THE TASK – Repeat, line for line, the entries printed below.

ENTRIES start

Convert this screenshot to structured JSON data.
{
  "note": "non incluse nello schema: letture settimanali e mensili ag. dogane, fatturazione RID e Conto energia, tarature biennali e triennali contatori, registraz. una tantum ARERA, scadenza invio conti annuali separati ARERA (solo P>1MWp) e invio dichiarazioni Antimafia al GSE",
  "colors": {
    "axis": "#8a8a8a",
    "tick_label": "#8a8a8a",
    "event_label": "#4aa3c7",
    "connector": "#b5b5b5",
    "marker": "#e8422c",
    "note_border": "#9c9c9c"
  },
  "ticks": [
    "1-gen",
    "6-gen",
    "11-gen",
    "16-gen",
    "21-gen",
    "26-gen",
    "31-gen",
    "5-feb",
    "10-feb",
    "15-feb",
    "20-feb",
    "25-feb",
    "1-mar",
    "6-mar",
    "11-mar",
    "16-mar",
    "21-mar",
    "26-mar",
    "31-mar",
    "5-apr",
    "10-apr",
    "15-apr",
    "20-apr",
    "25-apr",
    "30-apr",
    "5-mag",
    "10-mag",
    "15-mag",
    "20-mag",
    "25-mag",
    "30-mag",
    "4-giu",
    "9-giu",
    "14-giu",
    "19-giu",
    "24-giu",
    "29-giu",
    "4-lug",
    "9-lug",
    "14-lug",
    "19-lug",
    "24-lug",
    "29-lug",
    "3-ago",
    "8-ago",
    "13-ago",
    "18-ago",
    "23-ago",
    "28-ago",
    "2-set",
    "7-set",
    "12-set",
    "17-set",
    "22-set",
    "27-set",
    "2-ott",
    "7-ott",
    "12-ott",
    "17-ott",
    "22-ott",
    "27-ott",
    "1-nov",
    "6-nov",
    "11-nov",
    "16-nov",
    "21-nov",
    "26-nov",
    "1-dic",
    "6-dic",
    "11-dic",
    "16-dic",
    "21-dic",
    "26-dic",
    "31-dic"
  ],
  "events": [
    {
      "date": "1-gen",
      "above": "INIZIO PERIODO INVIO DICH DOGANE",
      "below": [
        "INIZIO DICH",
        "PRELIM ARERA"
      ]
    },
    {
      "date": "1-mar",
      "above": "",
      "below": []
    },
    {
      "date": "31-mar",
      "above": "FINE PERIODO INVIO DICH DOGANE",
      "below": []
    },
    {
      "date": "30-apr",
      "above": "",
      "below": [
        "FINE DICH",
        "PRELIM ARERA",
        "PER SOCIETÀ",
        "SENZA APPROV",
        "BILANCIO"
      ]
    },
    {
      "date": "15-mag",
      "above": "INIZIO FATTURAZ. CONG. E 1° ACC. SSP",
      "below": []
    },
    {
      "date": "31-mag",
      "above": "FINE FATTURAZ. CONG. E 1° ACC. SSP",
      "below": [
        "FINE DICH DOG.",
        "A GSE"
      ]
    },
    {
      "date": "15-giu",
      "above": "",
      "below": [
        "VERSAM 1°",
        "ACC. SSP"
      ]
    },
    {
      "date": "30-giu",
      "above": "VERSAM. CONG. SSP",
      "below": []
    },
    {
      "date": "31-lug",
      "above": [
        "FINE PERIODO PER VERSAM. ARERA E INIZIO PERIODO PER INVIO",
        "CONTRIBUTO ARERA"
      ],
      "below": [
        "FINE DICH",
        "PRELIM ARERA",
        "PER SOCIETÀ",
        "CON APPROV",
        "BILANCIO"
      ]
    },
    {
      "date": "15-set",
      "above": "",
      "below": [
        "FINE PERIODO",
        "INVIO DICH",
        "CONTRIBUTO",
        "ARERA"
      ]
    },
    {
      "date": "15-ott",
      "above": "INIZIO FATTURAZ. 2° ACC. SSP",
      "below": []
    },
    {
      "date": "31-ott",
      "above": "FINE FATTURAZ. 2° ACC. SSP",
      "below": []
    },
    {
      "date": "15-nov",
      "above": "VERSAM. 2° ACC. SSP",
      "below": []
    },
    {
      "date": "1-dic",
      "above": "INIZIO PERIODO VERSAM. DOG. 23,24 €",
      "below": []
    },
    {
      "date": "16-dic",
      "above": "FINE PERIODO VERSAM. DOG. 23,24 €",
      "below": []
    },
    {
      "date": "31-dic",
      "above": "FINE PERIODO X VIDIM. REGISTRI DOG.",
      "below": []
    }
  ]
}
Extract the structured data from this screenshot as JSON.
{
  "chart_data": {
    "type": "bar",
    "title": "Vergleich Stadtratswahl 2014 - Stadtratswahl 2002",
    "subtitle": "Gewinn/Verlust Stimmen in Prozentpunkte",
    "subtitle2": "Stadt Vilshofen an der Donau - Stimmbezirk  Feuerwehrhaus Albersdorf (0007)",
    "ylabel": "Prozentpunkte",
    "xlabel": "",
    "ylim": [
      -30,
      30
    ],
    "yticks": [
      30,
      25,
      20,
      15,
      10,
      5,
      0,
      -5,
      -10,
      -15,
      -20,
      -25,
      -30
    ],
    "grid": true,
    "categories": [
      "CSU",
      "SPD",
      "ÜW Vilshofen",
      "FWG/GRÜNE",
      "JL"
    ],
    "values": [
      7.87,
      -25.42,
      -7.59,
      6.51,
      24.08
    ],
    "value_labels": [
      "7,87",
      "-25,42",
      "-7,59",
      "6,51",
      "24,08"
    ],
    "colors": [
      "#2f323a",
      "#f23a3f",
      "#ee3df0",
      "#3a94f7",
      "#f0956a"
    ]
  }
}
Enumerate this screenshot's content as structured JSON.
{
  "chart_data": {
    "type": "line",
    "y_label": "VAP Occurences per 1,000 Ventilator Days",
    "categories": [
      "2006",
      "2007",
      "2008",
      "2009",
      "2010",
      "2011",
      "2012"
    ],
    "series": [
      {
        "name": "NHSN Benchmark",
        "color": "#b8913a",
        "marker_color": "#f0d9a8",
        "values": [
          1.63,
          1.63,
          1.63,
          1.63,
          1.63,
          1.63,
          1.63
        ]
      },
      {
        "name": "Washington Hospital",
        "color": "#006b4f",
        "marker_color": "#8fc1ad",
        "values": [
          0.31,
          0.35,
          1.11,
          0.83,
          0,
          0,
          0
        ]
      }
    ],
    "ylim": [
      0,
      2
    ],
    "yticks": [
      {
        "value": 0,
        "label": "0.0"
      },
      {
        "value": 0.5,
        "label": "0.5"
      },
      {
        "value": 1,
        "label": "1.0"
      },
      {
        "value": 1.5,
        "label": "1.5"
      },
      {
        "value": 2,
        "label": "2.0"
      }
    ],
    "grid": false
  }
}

ENTRIES end

SOLUTION TO THIS PROBLEM –
Convert this screenshot to structured JSON data.
{
  "note": "non incluse nello schema: letture settimanali e mensili ag. dogane, fatturazione RID e Conto energia, tarature biennali e triennali contatori, registraz. una tantum ARERA, scadenza invio conti annuali separati ARERA (solo P>1MWp) e invio dichiarazioni Antimafia al GSE",
  "colors": {
    "axis": "#8a8a8a",
    "tick_label": "#8a8a8a",
    "event_label": "#4aa3c7",
    "connector": "#b5b5b5",
    "marker": "#e8422c",
    "note_border": "#9c9c9c"
  },
  "ticks": [
    "1-gen",
    "6-gen",
    "11-gen",
    "16-gen",
    "21-gen",
    "26-gen",
    "31-gen",
    "5-feb",
    "10-feb",
    "15-feb",
    "20-feb",
    "25-feb",
    "1-mar",
    "6-mar",
    "11-mar",
    "16-mar",
    "21-mar",
    "26-mar",
    "31-mar",
    "5-apr",
    "10-apr",
    "15-apr",
    "20-apr",
    "25-apr",
    "30-apr",
    "5-mag",
    "10-mag",
    "15-mag",
    "20-mag",
    "25-mag",
    "30-mag",
    "4-giu",
    "9-giu",
    "14-giu",
    "19-giu",
    "24-giu",
    "29-giu",
    "4-lug",
    "9-lug",
    "14-lug",
    "19-lug",
    "24-lug",
    "29-lug",
    "3-ago",
    "8-ago",
    "13-ago",
    "18-ago",
    "23-ago",
    "28-ago",
    "2-set",
    "7-set",
    "12-set",
    "17-set",
    "22-set",
    "27-set",
    "2-ott",
    "7-ott",
    "12-ott",
    "17-ott",
    "22-ott",
    "27-ott",
    "1-nov",
    "6-nov",
    "11-nov",
    "16-nov",
    "21-nov",
    "26-nov",
    "1-dic",
    "6-dic",
    "11-dic",
    "16-dic",
    "21-dic",
    "26-dic",
    "31-dic"
  ],
  "events": [
    {
      "date": "1-gen",
      "above": "INIZIO PERIODO INVIO DICH DOGANE",
      "below": [
        "INIZIO DICH",
        "PRELIM ARERA"
      ]
    },
    {
      "date": "1-mar",
      "above": "",
      "below": []
    },
    {
      "date": "31-mar",
      "above": "FINE PERIODO INVIO DICH DOGANE",
      "below": []
    },
    {
      "date": "30-apr",
      "above": "",
      "below": [
        "FINE DICH",
        "PRELIM ARERA",
        "PER SOCIETÀ",
        "SENZA APPROV",
        "BILANCIO"
      ]
    },
    {
      "date": "15-mag",
      "above": "INIZIO FATTURAZ. CONG. E 1° ACC. SSP",
      "below": []
    },
    {
      "date": "31-mag",
      "above": "FINE FATTURAZ. CONG. E 1° ACC. SSP",
      "below": [
        "FINE DICH DOG.",
        "A GSE"
      ]
    },
    {
      "date": "15-giu",
      "above": "",
      "below": [
        "VERSAM 1°",
        "ACC. SSP"
      ]
    },
    {
      "date": "30-giu",
      "above": "VERSAM. CONG. SSP",
      "below": []
    },
    {
      "date": "31-lug",
      "above": [
        "FINE PERIODO PER VERSAM. ARERA E INIZIO PERIODO PER INVIO",
        "CONTRIBUTO ARERA"
      ],
      "below": [
        "FINE DICH",
        "PRELIM ARERA",
        "PER SOCIETÀ",
        "CON APPROV",
        "BILANCIO"
      ]
    },
    {
      "date": "15-set",
      "above": "",
      "below": [
        "FINE PERIODO",
        "INVIO DICH",
        "CONTRIBUTO",
        "ARERA"
      ]
    },
    {
      "date": "15-ott",
      "above": "INIZIO FATTURAZ. 2° ACC. SSP",
      "below": []
    },
    {
      "date": "31-ott",
      "above": "FINE FATTURAZ. 2° ACC. SSP",
      "below": []
    },
    {
      "date": "15-nov",
      "above": "VERSAM. 2° ACC. SSP",
      "below": []
    },
    {
      "date": "1-dic",
      "above": "INIZIO PERIODO VERSAM. DOG. 23,24 €",
      "below": []
    },
    {
      "date": "16-dic",
      "above": "FINE PERIODO VERSAM. DOG. 23,24 €",
      "below": []
    },
    {
      "date": "31-dic",
      "above": "FINE PERIODO X VIDIM. REGISTRI DOG.",
      "below": []
    }
  ]
}
Extract the structured data from this screenshot as JSON.
{
  "chart_data": {
    "type": "bar",
    "title": "Vergleich Stadtratswahl 2014 - Stadtratswahl 2002",
    "subtitle": "Gewinn/Verlust Stimmen in Prozentpunkte",
    "subtitle2": "Stadt Vilshofen an der Donau - Stimmbezirk  Feuerwehrhaus Albersdorf (0007)",
    "ylabel": "Prozentpunkte",
    "xlabel": "",
    "ylim": [
      -30,
      30
    ],
    "yticks": [
      30,
      25,
      20,
      15,
      10,
      5,
      0,
      -5,
      -10,
      -15,
      -20,
      -25,
      -30
    ],
    "grid": true,
    "categories": [
      "CSU",
      "SPD",
      "ÜW Vilshofen",
      "FWG/GRÜNE",
      "JL"
    ],
    "values": [
      7.87,
      -25.42,
      -7.59,
      6.51,
      24.08
    ],
    "value_labels": [
      "7,87",
      "-25,42",
      "-7,59",
      "6,51",
      "24,08"
    ],
    "colors": [
      "#2f323a",
      "#f23a3f",
      "#ee3df0",
      "#3a94f7",
      "#f0956a"
    ]
  }
}
Enumerate this screenshot's content as structured JSON.
{
  "chart_data": {
    "type": "line",
    "y_label": "VAP Occurences per 1,000 Ventilator Days",
    "categories": [
      "2006",
      "2007",
      "2008",
      "2009",
      "2010",
      "2011",
      "2012"
    ],
    "series": [
      {
        "name": "NHSN Benchmark",
        "color": "#b8913a",
        "marker_color": "#f0d9a8",
        "values": [
          1.63,
          1.63,
          1.63,
          1.63,
          1.63,
          1.63,
          1.63
        ]
      },
      {
        "name": "Washington Hospital",
        "color": "#006b4f",
        "marker_color": "#8fc1ad",
        "values": [
          0.31,
          0.35,
          1.11,
          0.83,
          0,
          0,
          0
        ]
      }
    ],
    "ylim": [
      0,
      2
    ],
    "yticks": [
      {
        "value": 0,
        "label": "0.0"
      },
      {
        "value": 0.5,
        "label": "0.5"
      },
      {
        "value": 1,
        "label": "1.0"
      },
      {
        "value": 1.5,
        "label": "1.5"
      },
      {
        "value": 2,
        "label": "2.0"
      }
    ],
    "grid": false
  }
}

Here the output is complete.